→ **What to do**: Scan the listing and work out how many lines contain the word "Aktive". Nothing but the number should be given.

→ **Material provided**:
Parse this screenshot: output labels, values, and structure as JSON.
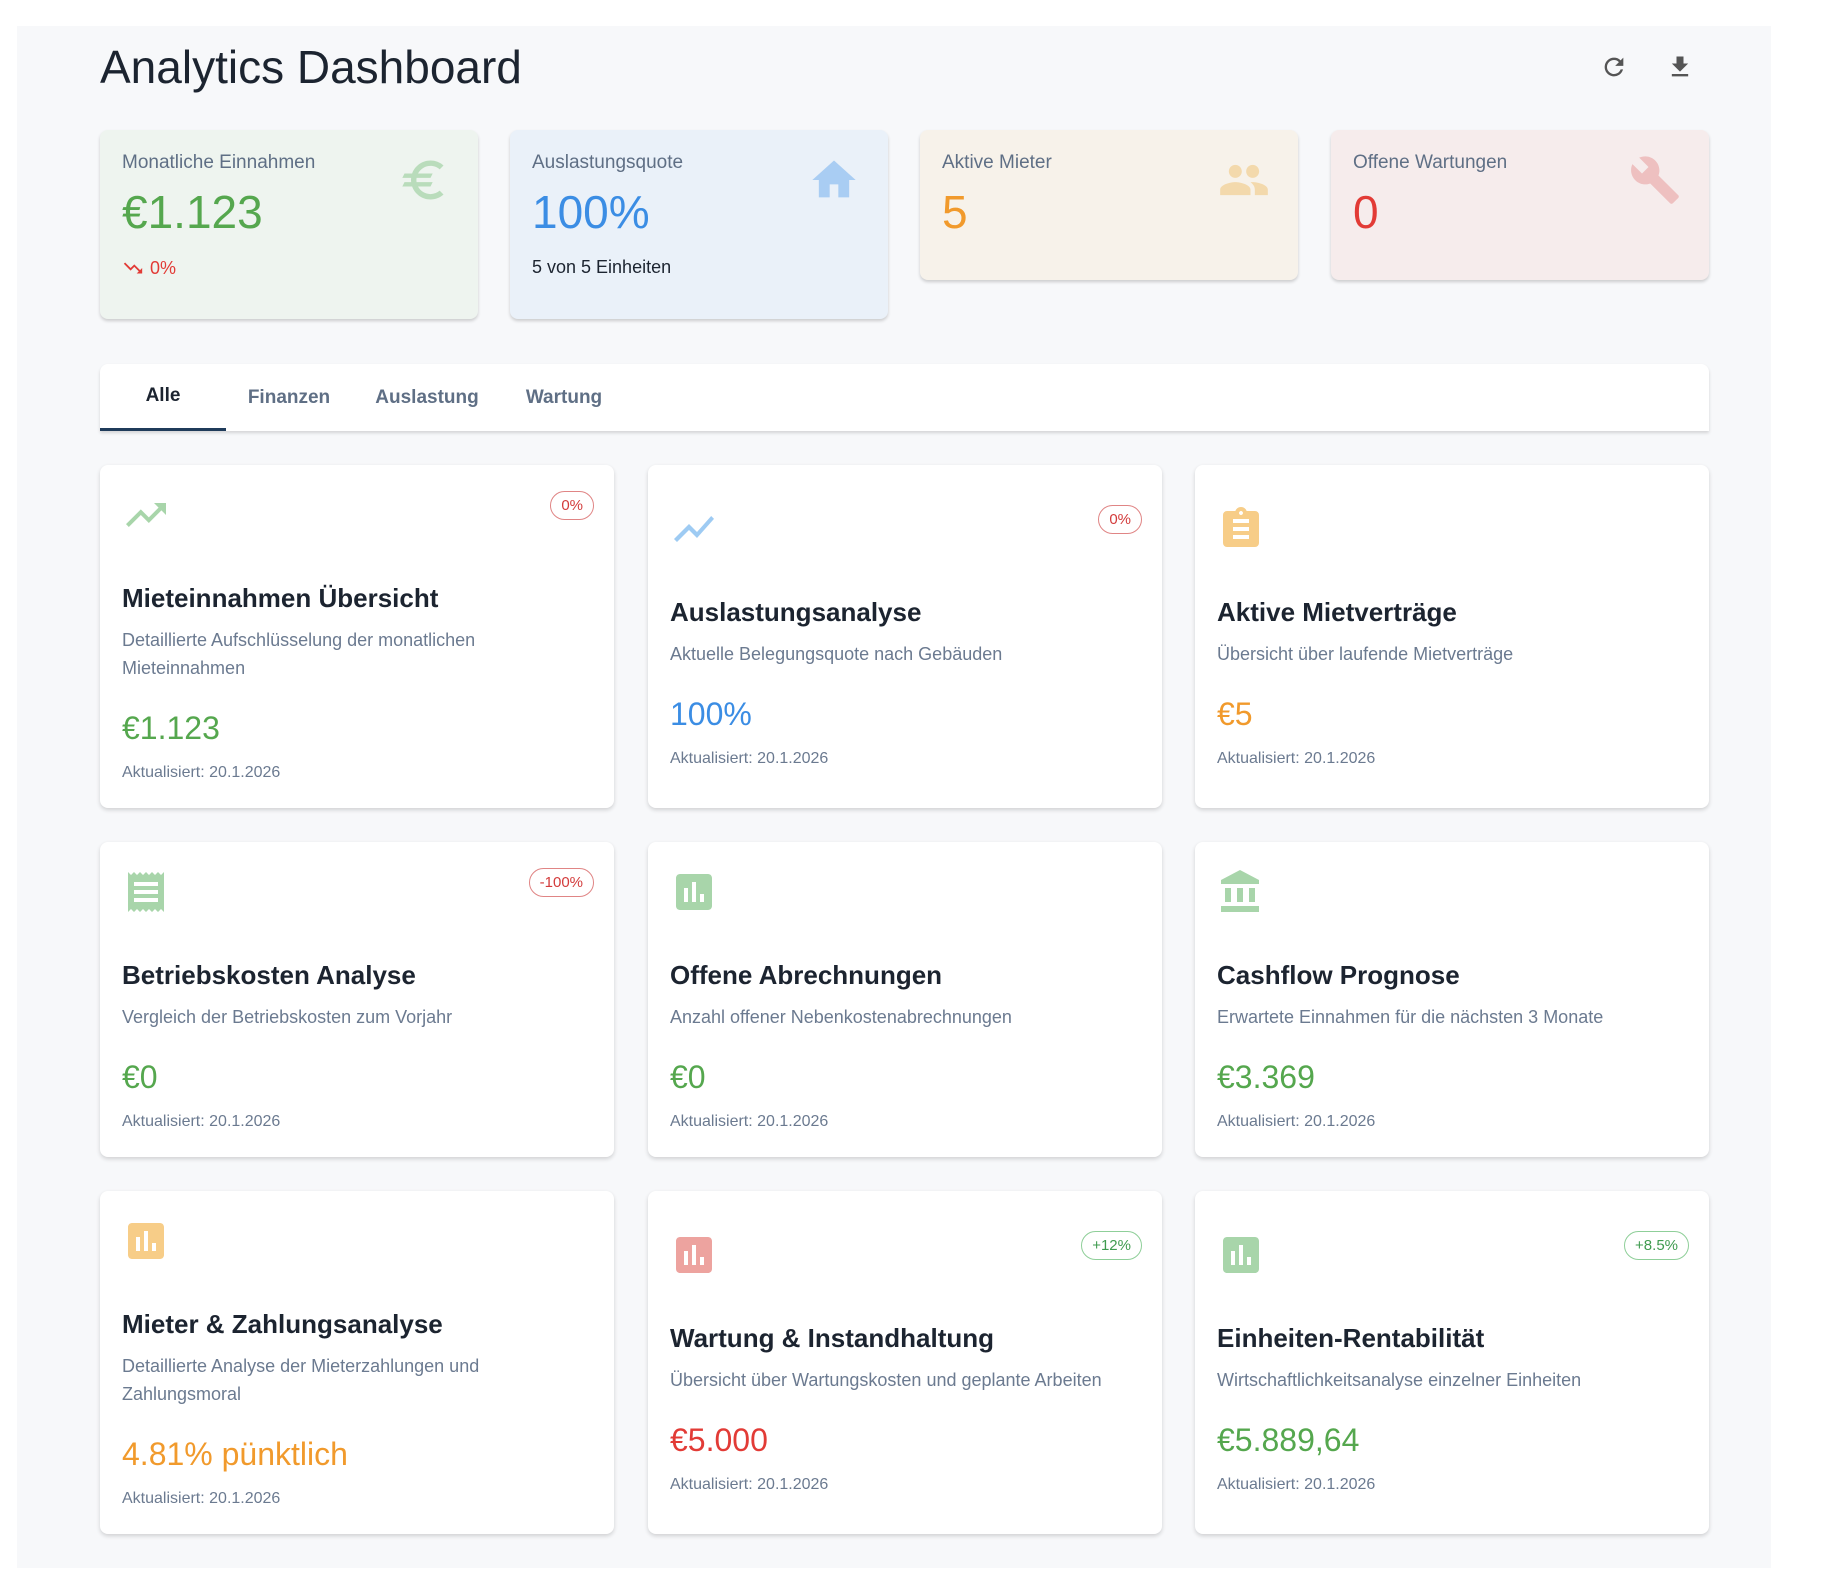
{
  "header": {
    "title": "Analytics Dashboard",
    "refresh_icon": "refresh-icon",
    "download_icon": "download-icon"
  },
  "colors": {
    "green": "#55a74e",
    "blue": "#3b8de4",
    "orange": "#f19a2c",
    "red": "#e23b36"
  },
  "stats": [
    {
      "label": "Monatliche Einnahmen",
      "value": "€1.123",
      "trend": "0%",
      "trend_icon": "trending-down-icon",
      "icon": "euro-icon"
    },
    {
      "label": "Auslastungsquote",
      "value": "100%",
      "sub": "5 von 5 Einheiten",
      "icon": "home-icon"
    },
    {
      "label": "Aktive Mieter",
      "value": "5",
      "icon": "people-icon"
    },
    {
      "label": "Offene Wartungen",
      "value": "0",
      "icon": "wrench-icon"
    }
  ],
  "tabs": [
    {
      "label": "Alle",
      "active": true
    },
    {
      "label": "Finanzen"
    },
    {
      "label": "Auslastung"
    },
    {
      "label": "Wartung"
    }
  ],
  "cards": [
    {
      "title": "Mieteinnahmen Übersicht",
      "description": "Detaillierte Aufschlüsselung der monatlichen Mieteinnahmen",
      "value": "€1.123",
      "updated": "Aktualisiert: 20.1.2026",
      "badge": "0%",
      "icon": "trending-up-icon"
    },
    {
      "title": "Auslastungsanalyse",
      "description": "Aktuelle Belegungsquote nach Gebäuden",
      "value": "100%",
      "updated": "Aktualisiert: 20.1.2026",
      "badge": "0%",
      "icon": "show-chart-icon"
    },
    {
      "title": "Aktive Mietverträge",
      "description": "Übersicht über laufende Mietverträge",
      "value": "€5",
      "updated": "Aktualisiert: 20.1.2026",
      "icon": "clipboard-icon"
    },
    {
      "title": "Betriebskosten Analyse",
      "description": "Vergleich der Betriebskosten zum Vorjahr",
      "value": "€0",
      "updated": "Aktualisiert: 20.1.2026",
      "badge": "-100%",
      "icon": "receipt-icon"
    },
    {
      "title": "Offene Abrechnungen",
      "description": "Anzahl offener Nebenkostenabrechnungen",
      "value": "€0",
      "updated": "Aktualisiert: 20.1.2026",
      "icon": "bar-chart-icon"
    },
    {
      "title": "Cashflow Prognose",
      "description": "Erwartete Einnahmen für die nächsten 3 Monate",
      "value": "€3.369",
      "updated": "Aktualisiert: 20.1.2026",
      "icon": "bank-icon"
    },
    {
      "title": "Mieter & Zahlungsanalyse",
      "description": "Detaillierte Analyse der Mieterzahlungen und Zahlungsmoral",
      "value": "4.81% pünktlich",
      "updated": "Aktualisiert: 20.1.2026",
      "icon": "bar-chart-icon"
    },
    {
      "title": "Wartung & Instandhaltung",
      "description": "Übersicht über Wartungskosten und geplante Arbeiten",
      "value": "€5.000",
      "updated": "Aktualisiert: 20.1.2026",
      "badge": "+12%",
      "icon": "bar-chart-icon"
    },
    {
      "title": "Einheiten-Rentabilität",
      "description": "Wirtschaftlichkeitsanalyse einzelner Einheiten",
      "value": "€5.889,64",
      "updated": "Aktualisiert: 20.1.2026",
      "badge": "+8.5%",
      "icon": "bar-chart-icon"
    }
  ]
}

→ **Correct response**: 2